Write out the records beneath this line exactly as they appear, minus any images.
────────────────
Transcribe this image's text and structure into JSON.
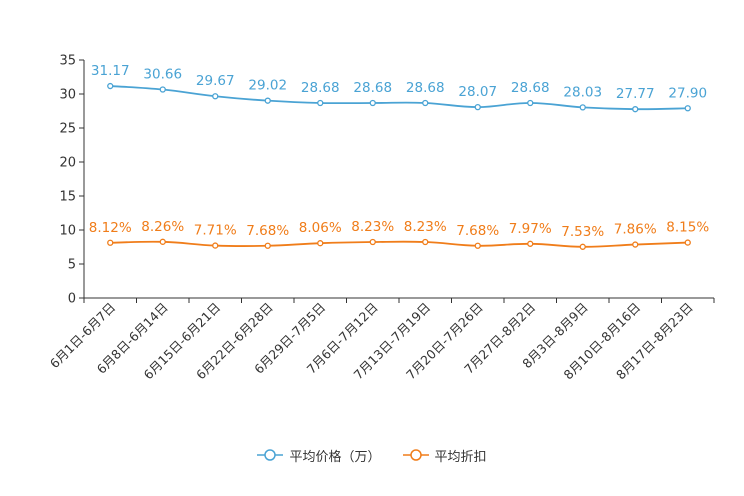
{
  "chart_data": {
    "type": "line",
    "categories": [
      "6月1日-6月7日",
      "6月8日-6月14日",
      "6月15日-6月21日",
      "6月22日-6月28日",
      "6月29日-7月5日",
      "7月6日-7月12日",
      "7月13日-7月19日",
      "7月20日-7月26日",
      "7月27日-8月2日",
      "8月3日-8月9日",
      "8月10日-8月16日",
      "8月17日-8月23日"
    ],
    "series": [
      {
        "name": "平均价格（万）",
        "color": "#4aa3d4",
        "values": [
          31.17,
          30.66,
          29.67,
          29.02,
          28.68,
          28.68,
          28.68,
          28.07,
          28.68,
          28.03,
          27.77,
          27.9
        ],
        "labels": [
          "31.17",
          "30.66",
          "29.67",
          "29.02",
          "28.68",
          "28.68",
          "28.68",
          "28.07",
          "28.68",
          "28.03",
          "27.77",
          "27.90"
        ]
      },
      {
        "name": "平均折扣",
        "color": "#f07d1a",
        "values": [
          8.12,
          8.26,
          7.71,
          7.68,
          8.06,
          8.23,
          8.23,
          7.68,
          7.97,
          7.53,
          7.86,
          8.15
        ],
        "labels": [
          "8.12%",
          "8.26%",
          "7.71%",
          "7.68%",
          "8.06%",
          "8.23%",
          "8.23%",
          "7.68%",
          "7.97%",
          "7.53%",
          "7.86%",
          "8.15%"
        ]
      }
    ],
    "ylim": [
      0,
      35
    ],
    "yticks": [
      0,
      5,
      10,
      15,
      20,
      25,
      30,
      35
    ],
    "legend_position": "bottom-center",
    "title": "",
    "xlabel": "",
    "ylabel": ""
  }
}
────────────────
> [PROBLEM SOLUTION]:
Transcribe this image's text and structure into JSON.
{
  "chart_data": {
    "type": "line",
    "categories": [
      "6月1日-6月7日",
      "6月8日-6月14日",
      "6月15日-6月21日",
      "6月22日-6月28日",
      "6月29日-7月5日",
      "7月6日-7月12日",
      "7月13日-7月19日",
      "7月20日-7月26日",
      "7月27日-8月2日",
      "8月3日-8月9日",
      "8月10日-8月16日",
      "8月17日-8月23日"
    ],
    "series": [
      {
        "name": "平均价格（万）",
        "color": "#4aa3d4",
        "values": [
          31.17,
          30.66,
          29.67,
          29.02,
          28.68,
          28.68,
          28.68,
          28.07,
          28.68,
          28.03,
          27.77,
          27.9
        ],
        "labels": [
          "31.17",
          "30.66",
          "29.67",
          "29.02",
          "28.68",
          "28.68",
          "28.68",
          "28.07",
          "28.68",
          "28.03",
          "27.77",
          "27.90"
        ]
      },
      {
        "name": "平均折扣",
        "color": "#f07d1a",
        "values": [
          8.12,
          8.26,
          7.71,
          7.68,
          8.06,
          8.23,
          8.23,
          7.68,
          7.97,
          7.53,
          7.86,
          8.15
        ],
        "labels": [
          "8.12%",
          "8.26%",
          "7.71%",
          "7.68%",
          "8.06%",
          "8.23%",
          "8.23%",
          "7.68%",
          "7.97%",
          "7.53%",
          "7.86%",
          "8.15%"
        ]
      }
    ],
    "ylim": [
      0,
      35
    ],
    "yticks": [
      0,
      5,
      10,
      15,
      20,
      25,
      30,
      35
    ],
    "legend_position": "bottom-center",
    "title": "",
    "xlabel": "",
    "ylabel": ""
  }
}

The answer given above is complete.